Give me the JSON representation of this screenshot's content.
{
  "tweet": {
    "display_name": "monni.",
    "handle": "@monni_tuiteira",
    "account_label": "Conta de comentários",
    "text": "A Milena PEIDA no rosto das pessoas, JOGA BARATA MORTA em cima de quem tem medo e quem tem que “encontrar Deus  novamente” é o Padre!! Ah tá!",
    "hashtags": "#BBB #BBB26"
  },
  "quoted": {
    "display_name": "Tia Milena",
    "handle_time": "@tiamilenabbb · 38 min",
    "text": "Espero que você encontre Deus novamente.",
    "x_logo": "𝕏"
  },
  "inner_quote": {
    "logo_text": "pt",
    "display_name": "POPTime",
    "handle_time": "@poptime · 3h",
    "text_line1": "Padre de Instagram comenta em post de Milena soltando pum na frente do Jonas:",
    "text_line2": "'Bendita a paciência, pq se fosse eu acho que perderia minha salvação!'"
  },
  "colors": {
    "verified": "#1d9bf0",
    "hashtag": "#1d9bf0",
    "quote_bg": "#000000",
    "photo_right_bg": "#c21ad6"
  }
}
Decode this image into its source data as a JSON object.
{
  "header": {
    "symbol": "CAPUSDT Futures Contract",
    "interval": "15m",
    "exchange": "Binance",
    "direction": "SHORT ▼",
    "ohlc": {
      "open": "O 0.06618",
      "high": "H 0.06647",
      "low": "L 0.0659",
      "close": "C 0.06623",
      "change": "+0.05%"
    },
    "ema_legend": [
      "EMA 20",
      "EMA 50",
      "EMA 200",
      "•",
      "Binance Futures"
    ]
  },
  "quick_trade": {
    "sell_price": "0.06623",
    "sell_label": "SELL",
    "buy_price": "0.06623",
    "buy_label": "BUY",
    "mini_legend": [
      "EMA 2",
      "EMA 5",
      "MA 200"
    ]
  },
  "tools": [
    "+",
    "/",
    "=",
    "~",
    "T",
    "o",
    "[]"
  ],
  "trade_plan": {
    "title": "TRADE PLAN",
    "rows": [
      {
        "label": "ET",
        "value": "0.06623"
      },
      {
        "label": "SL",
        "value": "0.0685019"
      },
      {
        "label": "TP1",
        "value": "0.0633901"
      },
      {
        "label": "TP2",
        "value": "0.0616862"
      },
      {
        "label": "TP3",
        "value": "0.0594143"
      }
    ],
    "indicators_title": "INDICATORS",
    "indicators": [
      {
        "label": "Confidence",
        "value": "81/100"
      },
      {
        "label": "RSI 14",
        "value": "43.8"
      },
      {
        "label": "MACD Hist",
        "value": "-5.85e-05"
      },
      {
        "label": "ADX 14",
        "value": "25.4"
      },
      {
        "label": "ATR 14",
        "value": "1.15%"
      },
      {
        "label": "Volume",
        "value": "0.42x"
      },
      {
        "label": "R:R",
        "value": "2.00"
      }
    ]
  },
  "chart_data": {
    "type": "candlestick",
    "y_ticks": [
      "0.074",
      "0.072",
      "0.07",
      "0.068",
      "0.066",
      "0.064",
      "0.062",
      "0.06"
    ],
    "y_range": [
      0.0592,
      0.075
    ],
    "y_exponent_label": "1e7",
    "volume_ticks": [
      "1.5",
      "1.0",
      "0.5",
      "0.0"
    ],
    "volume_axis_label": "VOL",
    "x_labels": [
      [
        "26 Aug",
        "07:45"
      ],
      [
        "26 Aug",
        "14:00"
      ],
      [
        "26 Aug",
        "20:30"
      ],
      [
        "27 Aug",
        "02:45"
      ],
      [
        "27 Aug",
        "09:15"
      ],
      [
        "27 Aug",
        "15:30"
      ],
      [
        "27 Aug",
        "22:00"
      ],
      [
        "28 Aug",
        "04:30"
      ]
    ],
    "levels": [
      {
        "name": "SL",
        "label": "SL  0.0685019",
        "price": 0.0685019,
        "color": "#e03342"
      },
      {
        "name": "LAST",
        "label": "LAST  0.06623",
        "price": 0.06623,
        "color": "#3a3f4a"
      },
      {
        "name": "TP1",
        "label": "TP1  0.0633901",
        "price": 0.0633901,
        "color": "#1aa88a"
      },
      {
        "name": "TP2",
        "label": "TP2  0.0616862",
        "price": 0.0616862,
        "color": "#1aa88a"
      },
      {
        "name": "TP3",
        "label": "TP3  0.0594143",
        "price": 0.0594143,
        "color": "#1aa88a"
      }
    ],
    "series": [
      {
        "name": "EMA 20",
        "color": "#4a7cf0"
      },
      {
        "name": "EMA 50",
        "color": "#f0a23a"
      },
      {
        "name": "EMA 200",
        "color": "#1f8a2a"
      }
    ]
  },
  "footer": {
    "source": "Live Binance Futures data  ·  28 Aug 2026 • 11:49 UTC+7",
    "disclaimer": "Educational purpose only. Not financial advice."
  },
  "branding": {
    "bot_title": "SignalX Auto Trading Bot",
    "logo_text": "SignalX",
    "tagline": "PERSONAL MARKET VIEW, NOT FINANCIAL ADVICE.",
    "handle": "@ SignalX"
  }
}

INSTRUCTION –
From the data above, count the lines where "SignalX" occurs and give that figure and nothing else.

TASK ANSWER –
3